Exercise prompt |
Without including any pictures, write out all the entries exactly.

Provided entries |
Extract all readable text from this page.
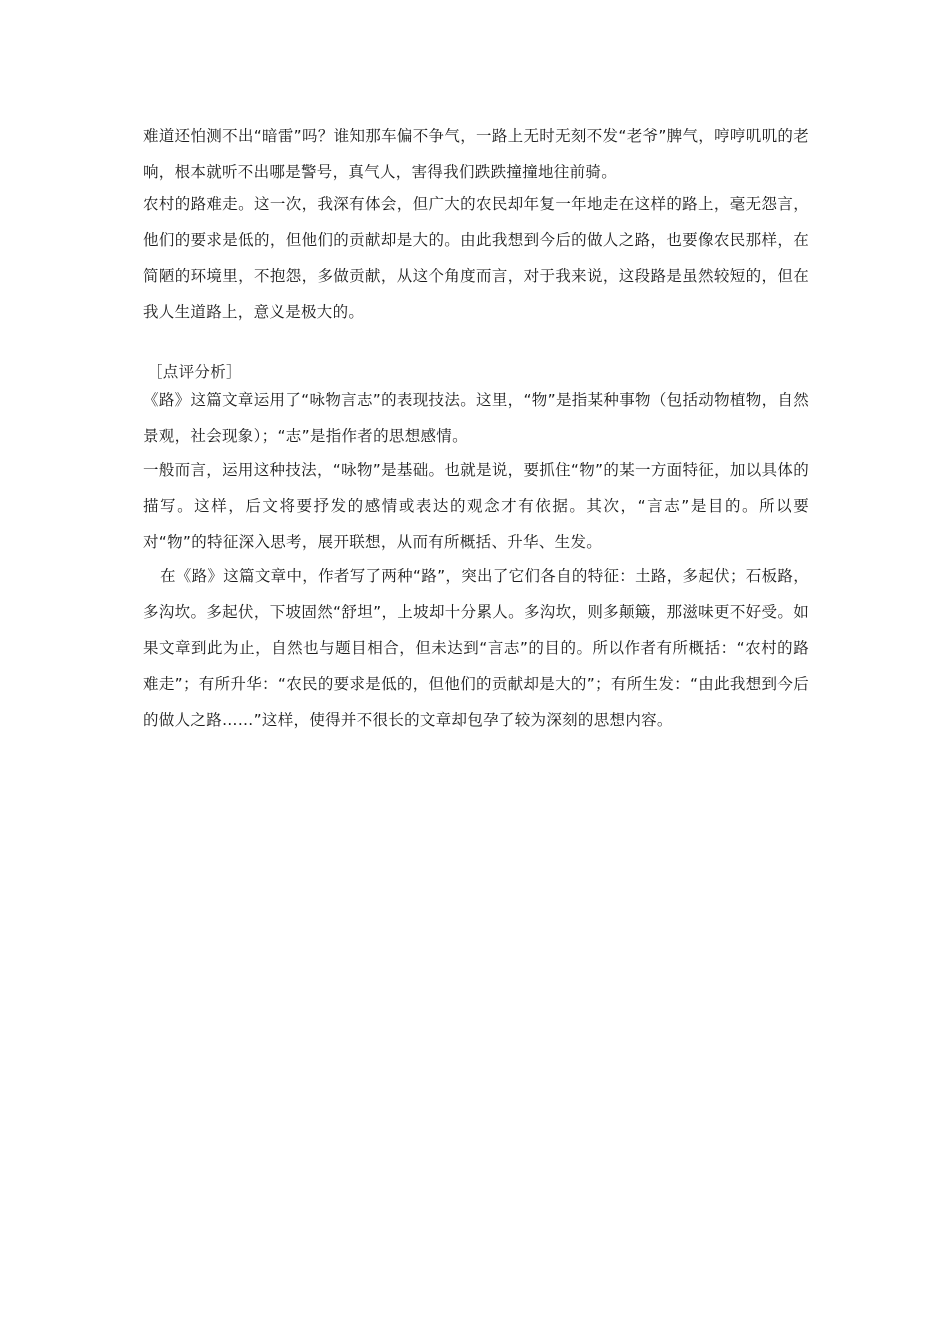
难道还怕测不出“暗雷”吗？谁知那车偏不争气，一路上无时无刻不发“老爷”脾气，哼哼叽叽的老响，根本就听不出哪是警号，真气人，害得我们跌跌撞撞地往前骑。

农村的路难走。这一次，我深有体会，但广大的农民却年复一年地走在这样的路上，毫无怨言，他们的要求是低的，但他们的贡献却是大的。由此我想到今后的做人之路，也要像农民那样，在简陋的环境里，不抱怨，多做贡献，从这个角度而言，对于我来说，这段路是虽然较短的，但在我人生道路上，意义是极大的。

［点评分析］

《路》这篇文章运用了“咏物言志”的表现技法。这里，“物”是指某种事物（包括动物植物，自然景观，社会现象）；“志”是指作者的思想感情。

一般而言，运用这种技法，“咏物”是基础。也就是说，要抓住“物”的某一方面特征，加以具体的描写。这样，后文将要抒发的感情或表达的观念才有依据。其次，“言志”是目的。所以要对“物”的特征深入思考，展开联想，从而有所概括、升华、生发。

在《路》这篇文章中，作者写了两种“路”，突出了它们各自的特征：土路，多起伏；石板路，多沟坎。多起伏，下坡固然“舒坦”，上坡却十分累人。多沟坎，则多颠簸，那滋味更不好受。如果文章到此为止，自然也与题目相合，但未达到“言志”的目的。所以作者有所概括：“农村的路难走”；有所升华：“农民的要求是低的，但他们的贡献却是大的”；有所生发：“由此我想到今后的做人之路……”这样，使得并不很长的文章却包孕了较为深刻的思想内容。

Response to this task |
Extract all readable text from this page.
难道还怕测不出“暗雷”吗？谁知那车偏不争气，一路上无时无刻不发“老爷”脾气，哼哼叽叽的老响，根本就听不出哪是警号，真气人，害得我们跌跌撞撞地往前骑。

农村的路难走。这一次，我深有体会，但广大的农民却年复一年地走在这样的路上，毫无怨言，他们的要求是低的，但他们的贡献却是大的。由此我想到今后的做人之路，也要像农民那样，在简陋的环境里，不抱怨，多做贡献，从这个角度而言，对于我来说，这段路是虽然较短的，但在我人生道路上，意义是极大的。

［点评分析］

《路》这篇文章运用了“咏物言志”的表现技法。这里，“物”是指某种事物（包括动物植物，自然景观，社会现象）；“志”是指作者的思想感情。

一般而言，运用这种技法，“咏物”是基础。也就是说，要抓住“物”的某一方面特征，加以具体的描写。这样，后文将要抒发的感情或表达的观念才有依据。其次，“言志”是目的。所以要对“物”的特征深入思考，展开联想，从而有所概括、升华、生发。

在《路》这篇文章中，作者写了两种“路”，突出了它们各自的特征：土路，多起伏；石板路，多沟坎。多起伏，下坡固然“舒坦”，上坡却十分累人。多沟坎，则多颠簸，那滋味更不好受。如果文章到此为止，自然也与题目相合，但未达到“言志”的目的。所以作者有所概括：“农村的路难走”；有所升华：“农民的要求是低的，但他们的贡献却是大的”；有所生发：“由此我想到今后的做人之路……”这样，使得并不很长的文章却包孕了较为深刻的思想内容。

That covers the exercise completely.